Given entries -
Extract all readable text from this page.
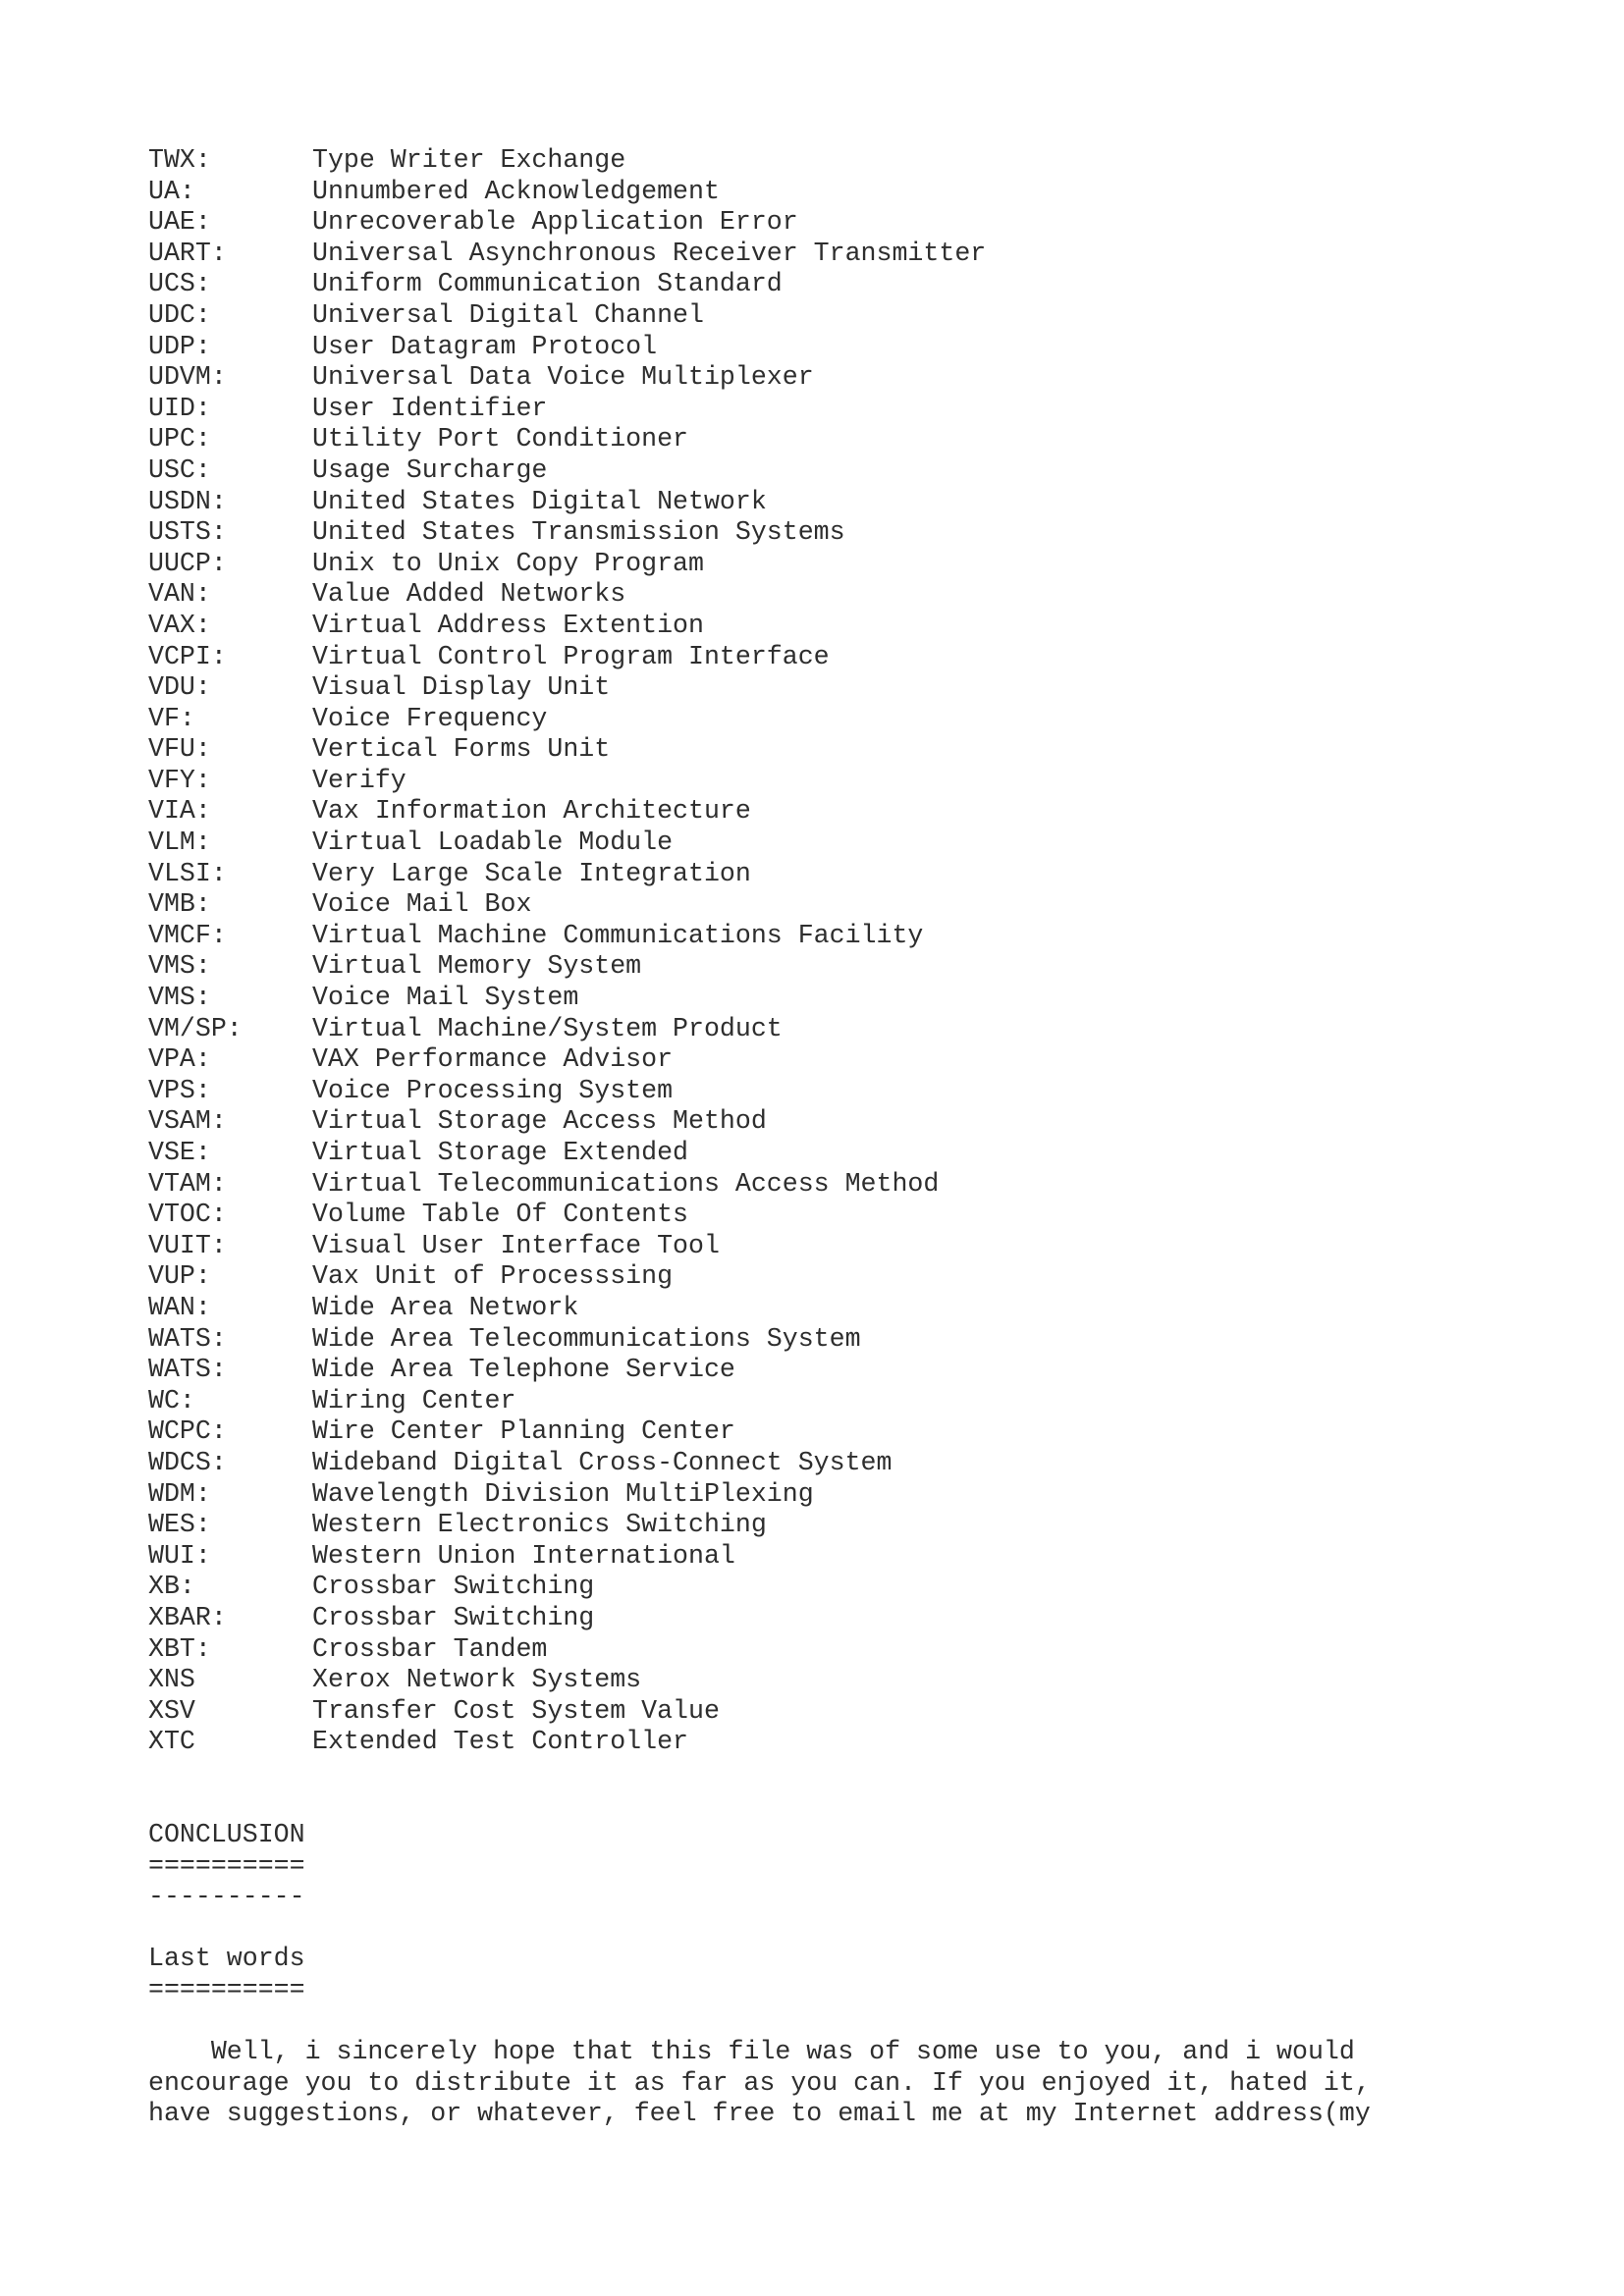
TWX:	Type Writer Exchange
UA:	Unnumbered Acknowledgement
UAE:	Unrecoverable Application Error
UART:	Universal Asynchronous Receiver Transmitter
UCS:	Uniform Communication Standard
UDC:	Universal Digital Channel
UDP:	User Datagram Protocol
UDVM:	Universal Data Voice Multiplexer
UID:	User Identifier
UPC:	Utility Port Conditioner
USC:	Usage Surcharge
USDN:	United States Digital Network
USTS:	United States Transmission Systems
UUCP:	Unix to Unix Copy Program
VAN:	Value Added Networks
VAX:	Virtual Address Extention
VCPI:	Virtual Control Program Interface
VDU:	Visual Display Unit
VF:	Voice Frequency
VFU:	Vertical Forms Unit
VFY:	Verify
VIA:	Vax Information Architecture
VLM:	Virtual Loadable Module
VLSI:	Very Large Scale Integration
VMB:	Voice Mail Box
VMCF:	Virtual Machine Communications Facility
VMS:	Virtual Memory System
VMS:	Voice Mail System
VM/SP:	Virtual Machine/System Product
VPA:	VAX Performance Advisor
VPS:	Voice Processing System
VSAM:	Virtual Storage Access Method
VSE:	Virtual Storage Extended
VTAM:	Virtual Telecommunications Access Method
VTOC:	Volume Table Of Contents
VUIT:	Visual User Interface Tool
VUP:	Vax Unit of Processsing
WAN:	Wide Area Network
WATS:	Wide Area Telecommunications System
WATS:	Wide Area Telephone Service
WC:	Wiring Center
WCPC:	Wire Center Planning Center
WDCS:	Wideband Digital Cross-Connect System
WDM:	Wavelength Division MultiPlexing
WES:	Western Electronics Switching
WUI:	Western Union International
XB:	Crossbar Switching
XBAR:	Crossbar Switching
XBT:	Crossbar Tandem
XNS	Xerox Network Systems
XSV	Transfer Cost System Value
XTC	Extended Test Controller
CONCLUSION
==========
----------
Last words
==========
Well, i sincerely hope that this file was of some use to you, and i would
encourage you to distribute it as far as you can. If you enjoyed it, hated it,
have suggestions, or whatever, feel free to email me at my Internet address(my
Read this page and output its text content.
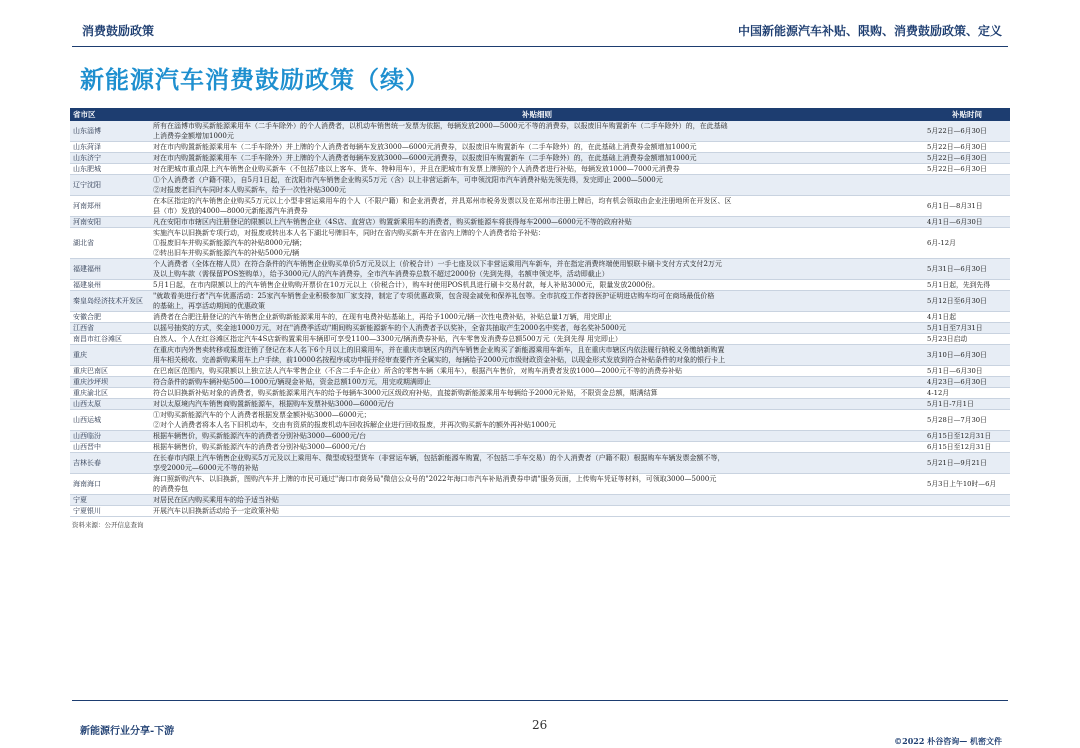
消费鼓励政策	中国新能源汽车补贴、限购、消费鼓励政策、定义
新能源汽车消费鼓励政策（续）
省市区	补贴细则	补贴时间
山东淄博	所有在淄博市购买新能源乘用车（二手车除外）的个人消费者，以机动车销售统一发票为依据，每辆发放2000—5000元不等的消费券，以报废旧车购置新车（二手车除外）的，在此基础
上消费券金额增加1000元	5月22日—6月30日
山东菏泽	对在市内购置新能源乘用车（二手车除外）并上牌的个人消费者每辆车发放3000—6000元消费券，以报废旧车购置新车（二手车除外）的，在此基础上消费券金额增加1000元	5月22日—6月30日
山东济宁	对在市内购置新能源乘用车（二手车除外）并上牌的个人消费者每辆车发放3000—6000元消费券，以报废旧车购置新车（二手车除外）的，在此基础上消费券金额增加1000元	5月22日—6月30日
山东肥城	对在肥城市重点限上汽车销售企业购买新车（不包括7座以上客车、货车、特种用车），并且在肥城市有发票上牌照的个人消费者进行补贴，每辆发放1000—7000元消费券	5月22日—6月30日
辽宁沈阳	①个人消费者（户籍不限），自5月1日起，在沈阳市汽车销售企业购买5万元（含）以上非营运新车，可申领沈阳市汽车消费补贴先领先得，发完即止 2000—5000元
②对报废老旧汽车同时本人购买新车，给予一次性补贴3000元	

河南郑州	在本区指定的汽车销售企业购买5万元以上小型非营运乘用车的个人（不限户籍）和企业消费者，并具郑州市税务发票以及在郑州市注册上牌后，均有机会领取由企业注册地所在开发区、区
县（市）发放的4000—8000元新能源汽车消费券	6月1日—8月31日
河南安阳	凡在安阳市市辖区内注册登记的限额以上汽车销售企业（4S店、直营店）购置新乘用车的消费者，购买新能源车将获得每车2000—6000元不等的政府补贴	4月1日—6月30日
湖北省	实施汽车以旧换新专项行动，对报废或转出本人名下湖北号牌旧车，同时在省内购买新车并在省内上牌的个人消费者给予补贴：
①报废旧车并购买新能源汽车的补贴8000元/辆；
②转出旧车并购买新能源汽车的补贴5000元/辆	6月-12月
福建福州	个人消费者（全体在榕人员）在符合条件的汽车销售企业购买单价5万元及以上（价税合计）一手七座及以下非营运乘用汽车新车，并在指定消费终端使用银联卡刷卡支付方式支付2万元
及以上购车款（需保留POS签购单），给予3000元/人的汽车消费券，全市汽车消费券总数不超过2000份（先到先得，名额申领完毕，活动即截止）	5月31日—6月30日
福建泉州	5月1日起，在市内限额以上的汽车销售企业购购开票价在10万元以上（价税合计），购车时使用POS机具进行刷卡交易付款，每人补贴3000元，限量发放2000份。	5月1日起，先到先得
秦皇岛经济技术开发区	"就敢看美进行者"汽车优惠活动：25家汽车销售企业积极参加厂家支持，制定了专项优惠政策，包含现金减免和保养礼包等。全市抗疫工作者持医护证明进店购车均可在商场最低价格
的基础上，再享活动期间的优惠政策	5月12日至6月30日
安徽合肥	消费者在合肥注册登记的汽车销售企业新购新能源乘用车的，在现有电费补贴基础上，再给予1000元/辆一次性电费补贴，补贴总量1万辆，用完即止	4月1日起
江西省	以摇号抽奖的方式，奖金池1000万元，对在"消费季活动"期间购买新能源新车的个人消费者予以奖补，全省共抽取产生2000名中奖者，每名奖补5000元	5月1日至7月31日
南昌市红谷滩区	自然人、个人在红谷滩区指定汽车4S店新购置乘用车辆即可享受1100—3300元/辆消费券补贴，汽车零售发消费券总额500万元（先到先得 用完即止）	5月23日启动
重庆	在重庆市内外售卖转移或报废注销了登记在本人名下6个月以上的旧乘用车，并在重庆市辖区内的汽车销售企业购买了新能源乘用车新车，且在重庆市辖区内依法履行纳税义务缴纳新购置
用车相关税收、完善新购乘用车上户手续，前10000名按程序成功申报并经审查要件齐全属实的，每辆给予2000元市级财政资金补贴，以现金形式发放到符合补贴条件的对象的银行卡上	3月10日—6月30日
重庆巴南区	在巴南区范围内，购买限额以上独立法人汽车零售企业（不含二手车企业）所含的零售车辆（乘用车），根据汽车售价，对购车消费者发放1000—2000元不等的消费券补贴	5月1日—6月30日
重庆沙坪坝	符合条件的新购车辆补贴500—1000元/辆现金补贴，资金总额100万元，用完或期满即止	4月23日—6月30日
重庆渝北区	符合以旧换新补贴对象的消费者，购买新能源乘用汽车的给予每辆车3000元区级政府补贴，直接新购新能源乘用车每辆给予2000元补贴，不限资金总额，期满结算	4-12月
山西太原	对以太原境内汽车销售商购置新能源车，根据购车发票补贴3000—6000元/台	5月1日-7月1日
山西运城	①对购买新能源汽车的个人消费者根据发票金额补贴3000—6000元；
②对个人消费者将本人名下旧机动车，交由有资质的报废机动车回收拆解企业进行回收报废，并再次购买新车的额外再补贴1000元	5月28日—7月30日
山西临汾	根据车辆售价，购买新能源汽车的消费者分别补贴3000—6000元/台	6月15日至12月31日
山西晋中	根据车辆售价，购买新能源汽车的消费者分别补贴3000—6000元/台	6月15日至12月31日
吉林长春	在长春市内限上汽车销售企业购买5万元及以上乘用车、微型或轻型货车（非营运车辆，包括新能源车购置，不包括二手车交易）的个人消费者（户籍不限）根据购车车辆发票金额不等，
享受2000元—6000元不等的补贴	5月21日—9月21日
海南海口	海口照新购汽车、以旧换新，图购汽车并上牌的市民可通过"海口市商务局"微信公众号的"2022年海口市汽车补贴消费券申请"服务页面，上传购车凭证等材料，可领取3000—5000元
的消费券包	5月3日上午10时—6月
宁夏	对居民在区内购买乘用车的给予适当补贴	

宁夏银川	开展汽车以旧换新活动给予一定政策补贴	

资料来源：公开信息查询
新能源行业分享-下游	26
©2022 朴谷咨询— 机密文件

Task to complete -
In the material above, find each line that contains the word "Telecommunications", and select it.

Full response -
VTAM:	Virtual Telecommunications Access Method
WATS:	Wide Area Telecommunications System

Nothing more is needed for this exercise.